RECORDS TO PROCESS ::
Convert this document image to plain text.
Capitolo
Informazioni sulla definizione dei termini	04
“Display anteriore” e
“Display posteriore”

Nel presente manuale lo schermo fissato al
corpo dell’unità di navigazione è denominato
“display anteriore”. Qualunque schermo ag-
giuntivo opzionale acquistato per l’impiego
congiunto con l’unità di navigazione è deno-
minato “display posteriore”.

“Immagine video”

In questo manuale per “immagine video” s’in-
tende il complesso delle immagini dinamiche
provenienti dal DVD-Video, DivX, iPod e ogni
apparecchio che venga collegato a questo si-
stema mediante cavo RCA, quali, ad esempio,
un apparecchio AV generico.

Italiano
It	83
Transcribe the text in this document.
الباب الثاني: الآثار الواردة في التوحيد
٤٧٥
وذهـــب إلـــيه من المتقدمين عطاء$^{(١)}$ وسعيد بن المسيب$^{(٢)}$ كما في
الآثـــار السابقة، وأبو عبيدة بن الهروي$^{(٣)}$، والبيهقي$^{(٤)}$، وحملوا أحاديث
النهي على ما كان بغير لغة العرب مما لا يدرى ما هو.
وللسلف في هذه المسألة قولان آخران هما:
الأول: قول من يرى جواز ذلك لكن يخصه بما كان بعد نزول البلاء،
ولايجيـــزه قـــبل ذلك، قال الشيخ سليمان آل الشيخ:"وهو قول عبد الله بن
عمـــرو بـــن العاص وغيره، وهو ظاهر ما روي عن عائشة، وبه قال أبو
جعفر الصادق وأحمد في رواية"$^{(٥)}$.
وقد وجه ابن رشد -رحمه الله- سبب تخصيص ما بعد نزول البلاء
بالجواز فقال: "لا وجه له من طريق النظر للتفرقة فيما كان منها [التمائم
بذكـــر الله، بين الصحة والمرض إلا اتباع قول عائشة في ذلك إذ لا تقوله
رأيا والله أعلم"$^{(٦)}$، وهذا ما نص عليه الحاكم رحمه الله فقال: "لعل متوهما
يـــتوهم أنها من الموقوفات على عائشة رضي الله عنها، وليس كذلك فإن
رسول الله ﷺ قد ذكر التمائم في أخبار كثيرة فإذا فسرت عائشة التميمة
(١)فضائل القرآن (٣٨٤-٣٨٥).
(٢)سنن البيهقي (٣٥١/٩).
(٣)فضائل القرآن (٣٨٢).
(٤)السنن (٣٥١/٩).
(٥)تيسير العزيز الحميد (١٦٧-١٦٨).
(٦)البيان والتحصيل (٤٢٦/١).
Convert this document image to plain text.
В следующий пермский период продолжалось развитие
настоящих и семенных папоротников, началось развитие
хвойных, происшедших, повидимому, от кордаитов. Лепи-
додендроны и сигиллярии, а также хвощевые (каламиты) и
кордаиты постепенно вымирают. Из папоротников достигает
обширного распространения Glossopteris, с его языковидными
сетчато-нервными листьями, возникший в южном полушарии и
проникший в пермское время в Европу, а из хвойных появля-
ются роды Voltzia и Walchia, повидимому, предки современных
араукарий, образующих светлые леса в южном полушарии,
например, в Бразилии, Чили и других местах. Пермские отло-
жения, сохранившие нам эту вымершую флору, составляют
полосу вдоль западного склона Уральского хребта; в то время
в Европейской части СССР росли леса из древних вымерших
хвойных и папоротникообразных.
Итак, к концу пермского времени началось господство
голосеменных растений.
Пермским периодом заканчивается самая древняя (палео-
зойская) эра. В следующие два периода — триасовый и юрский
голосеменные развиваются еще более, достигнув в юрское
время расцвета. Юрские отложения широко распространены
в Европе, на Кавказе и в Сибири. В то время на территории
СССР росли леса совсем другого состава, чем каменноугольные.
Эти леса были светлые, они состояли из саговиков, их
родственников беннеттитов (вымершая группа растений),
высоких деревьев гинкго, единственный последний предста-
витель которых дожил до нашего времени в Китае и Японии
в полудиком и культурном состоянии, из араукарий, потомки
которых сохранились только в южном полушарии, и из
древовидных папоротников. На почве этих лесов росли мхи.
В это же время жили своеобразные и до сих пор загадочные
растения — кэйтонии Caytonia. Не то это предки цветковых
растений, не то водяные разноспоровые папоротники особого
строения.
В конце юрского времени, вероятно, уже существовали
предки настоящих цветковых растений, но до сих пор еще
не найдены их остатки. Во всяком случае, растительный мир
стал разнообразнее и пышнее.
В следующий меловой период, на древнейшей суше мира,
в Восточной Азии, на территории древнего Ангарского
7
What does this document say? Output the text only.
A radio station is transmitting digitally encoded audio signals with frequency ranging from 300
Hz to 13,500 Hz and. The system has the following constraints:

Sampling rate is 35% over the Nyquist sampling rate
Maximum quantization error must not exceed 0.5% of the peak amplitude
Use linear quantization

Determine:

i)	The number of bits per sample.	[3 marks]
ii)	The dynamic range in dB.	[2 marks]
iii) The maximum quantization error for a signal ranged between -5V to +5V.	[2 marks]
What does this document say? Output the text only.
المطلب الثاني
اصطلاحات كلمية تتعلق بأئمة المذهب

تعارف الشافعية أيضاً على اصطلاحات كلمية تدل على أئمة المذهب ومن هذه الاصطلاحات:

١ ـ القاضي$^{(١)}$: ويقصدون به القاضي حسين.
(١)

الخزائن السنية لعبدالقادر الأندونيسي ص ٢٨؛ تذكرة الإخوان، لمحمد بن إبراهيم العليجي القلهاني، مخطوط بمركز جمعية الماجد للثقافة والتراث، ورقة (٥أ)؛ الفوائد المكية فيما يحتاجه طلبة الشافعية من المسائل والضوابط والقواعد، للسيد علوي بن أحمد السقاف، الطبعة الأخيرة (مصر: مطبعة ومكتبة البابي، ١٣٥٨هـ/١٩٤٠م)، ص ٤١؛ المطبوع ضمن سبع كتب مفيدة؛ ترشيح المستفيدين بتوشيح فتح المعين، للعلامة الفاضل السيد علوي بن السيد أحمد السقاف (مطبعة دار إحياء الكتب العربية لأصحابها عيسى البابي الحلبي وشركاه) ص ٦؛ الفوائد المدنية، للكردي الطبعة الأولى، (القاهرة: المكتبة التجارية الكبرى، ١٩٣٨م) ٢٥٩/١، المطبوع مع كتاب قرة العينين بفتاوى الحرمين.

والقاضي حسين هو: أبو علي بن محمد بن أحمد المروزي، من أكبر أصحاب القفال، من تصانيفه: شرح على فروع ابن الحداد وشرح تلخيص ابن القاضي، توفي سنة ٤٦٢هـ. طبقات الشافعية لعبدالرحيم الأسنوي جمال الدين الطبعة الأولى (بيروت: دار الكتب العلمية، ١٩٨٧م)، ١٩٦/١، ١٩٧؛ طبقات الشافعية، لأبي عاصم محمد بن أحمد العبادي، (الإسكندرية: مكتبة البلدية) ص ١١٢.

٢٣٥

DIRECTIONS FOR THIS TASK :: From the records above, extract everything verbatim.

SOLUTION FOR THIS TASK ::
Convert this document image to plain text.
Capitolo
Informazioni sulla definizione dei termini	04
“Display anteriore” e
“Display posteriore”

Nel presente manuale lo schermo fissato al
corpo dell’unità di navigazione è denominato
“display anteriore”. Qualunque schermo ag-
giuntivo opzionale acquistato per l’impiego
congiunto con l’unità di navigazione è deno-
minato “display posteriore”.

“Immagine video”

In questo manuale per “immagine video” s’in-
tende il complesso delle immagini dinamiche
provenienti dal DVD-Video, DivX, iPod e ogni
apparecchio che venga collegato a questo si-
stema mediante cavo RCA, quali, ad esempio,
un apparecchio AV generico.

Italiano
It	83
Transcribe the text in this document.
الباب الثاني: الآثار الواردة في التوحيد
٤٧٥
وذهـــب إلـــيه من المتقدمين عطاء$^{(١)}$ وسعيد بن المسيب$^{(٢)}$ كما في
الآثـــار السابقة، وأبو عبيدة بن الهروي$^{(٣)}$، والبيهقي$^{(٤)}$، وحملوا أحاديث
النهي على ما كان بغير لغة العرب مما لا يدرى ما هو.
وللسلف في هذه المسألة قولان آخران هما:
الأول: قول من يرى جواز ذلك لكن يخصه بما كان بعد نزول البلاء،
ولايجيـــزه قـــبل ذلك، قال الشيخ سليمان آل الشيخ:"وهو قول عبد الله بن
عمـــرو بـــن العاص وغيره، وهو ظاهر ما روي عن عائشة، وبه قال أبو
جعفر الصادق وأحمد في رواية"$^{(٥)}$.
وقد وجه ابن رشد -رحمه الله- سبب تخصيص ما بعد نزول البلاء
بالجواز فقال: "لا وجه له من طريق النظر للتفرقة فيما كان منها [التمائم
بذكـــر الله، بين الصحة والمرض إلا اتباع قول عائشة في ذلك إذ لا تقوله
رأيا والله أعلم"$^{(٦)}$، وهذا ما نص عليه الحاكم رحمه الله فقال: "لعل متوهما
يـــتوهم أنها من الموقوفات على عائشة رضي الله عنها، وليس كذلك فإن
رسول الله ﷺ قد ذكر التمائم في أخبار كثيرة فإذا فسرت عائشة التميمة
(١)فضائل القرآن (٣٨٤-٣٨٥).
(٢)سنن البيهقي (٣٥١/٩).
(٣)فضائل القرآن (٣٨٢).
(٤)السنن (٣٥١/٩).
(٥)تيسير العزيز الحميد (١٦٧-١٦٨).
(٦)البيان والتحصيل (٤٢٦/١).
Convert this document image to plain text.
В следующий пермский период продолжалось развитие
настоящих и семенных папоротников, началось развитие
хвойных, происшедших, повидимому, от кордаитов. Лепи-
додендроны и сигиллярии, а также хвощевые (каламиты) и
кордаиты постепенно вымирают. Из папоротников достигает
обширного распространения Glossopteris, с его языковидными
сетчато-нервными листьями, возникший в южном полушарии и
проникший в пермское время в Европу, а из хвойных появля-
ются роды Voltzia и Walchia, повидимому, предки современных
араукарий, образующих светлые леса в южном полушарии,
например, в Бразилии, Чили и других местах. Пермские отло-
жения, сохранившие нам эту вымершую флору, составляют
полосу вдоль западного склона Уральского хребта; в то время
в Европейской части СССР росли леса из древних вымерших
хвойных и папоротникообразных.
Итак, к концу пермского времени началось господство
голосеменных растений.
Пермским периодом заканчивается самая древняя (палео-
зойская) эра. В следующие два периода — триасовый и юрский
голосеменные развиваются еще более, достигнув в юрское
время расцвета. Юрские отложения широко распространены
в Европе, на Кавказе и в Сибири. В то время на территории
СССР росли леса совсем другого состава, чем каменноугольные.
Эти леса были светлые, они состояли из саговиков, их
родственников беннеттитов (вымершая группа растений),
высоких деревьев гинкго, единственный последний предста-
витель которых дожил до нашего времени в Китае и Японии
в полудиком и культурном состоянии, из араукарий, потомки
которых сохранились только в южном полушарии, и из
древовидных папоротников. На почве этих лесов росли мхи.
В это же время жили своеобразные и до сих пор загадочные
растения — кэйтонии Caytonia. Не то это предки цветковых
растений, не то водяные разноспоровые папоротники особого
строения.
В конце юрского времени, вероятно, уже существовали
предки настоящих цветковых растений, но до сих пор еще
не найдены их остатки. Во всяком случае, растительный мир
стал разнообразнее и пышнее.
В следующий меловой период, на древнейшей суше мира,
в Восточной Азии, на территории древнего Ангарского
7
What does this document say? Output the text only.
A radio station is transmitting digitally encoded audio signals with frequency ranging from 300
Hz to 13,500 Hz and. The system has the following constraints:

Sampling rate is 35% over the Nyquist sampling rate
Maximum quantization error must not exceed 0.5% of the peak amplitude
Use linear quantization

Determine:

i)	The number of bits per sample.	[3 marks]
ii)	The dynamic range in dB.	[2 marks]
iii) The maximum quantization error for a signal ranged between -5V to +5V.	[2 marks]
What does this document say? Output the text only.
المطلب الثاني
اصطلاحات كلمية تتعلق بأئمة المذهب

تعارف الشافعية أيضاً على اصطلاحات كلمية تدل على أئمة المذهب ومن هذه الاصطلاحات:

١ ـ القاضي$^{(١)}$: ويقصدون به القاضي حسين.
(١)

الخزائن السنية لعبدالقادر الأندونيسي ص ٢٨؛ تذكرة الإخوان، لمحمد بن إبراهيم العليجي القلهاني، مخطوط بمركز جمعية الماجد للثقافة والتراث، ورقة (٥أ)؛ الفوائد المكية فيما يحتاجه طلبة الشافعية من المسائل والضوابط والقواعد، للسيد علوي بن أحمد السقاف، الطبعة الأخيرة (مصر: مطبعة ومكتبة البابي، ١٣٥٨هـ/١٩٤٠م)، ص ٤١؛ المطبوع ضمن سبع كتب مفيدة؛ ترشيح المستفيدين بتوشيح فتح المعين، للعلامة الفاضل السيد علوي بن السيد أحمد السقاف (مطبعة دار إحياء الكتب العربية لأصحابها عيسى البابي الحلبي وشركاه) ص ٦؛ الفوائد المدنية، للكردي الطبعة الأولى، (القاهرة: المكتبة التجارية الكبرى، ١٩٣٨م) ٢٥٩/١، المطبوع مع كتاب قرة العينين بفتاوى الحرمين.

والقاضي حسين هو: أبو علي بن محمد بن أحمد المروزي، من أكبر أصحاب القفال، من تصانيفه: شرح على فروع ابن الحداد وشرح تلخيص ابن القاضي، توفي سنة ٤٦٢هـ. طبقات الشافعية لعبدالرحيم الأسنوي جمال الدين الطبعة الأولى (بيروت: دار الكتب العلمية، ١٩٨٧م)، ١٩٦/١، ١٩٧؛ طبقات الشافعية، لأبي عاصم محمد بن أحمد العبادي، (الإسكندرية: مكتبة البلدية) ص ١١٢.

٢٣٥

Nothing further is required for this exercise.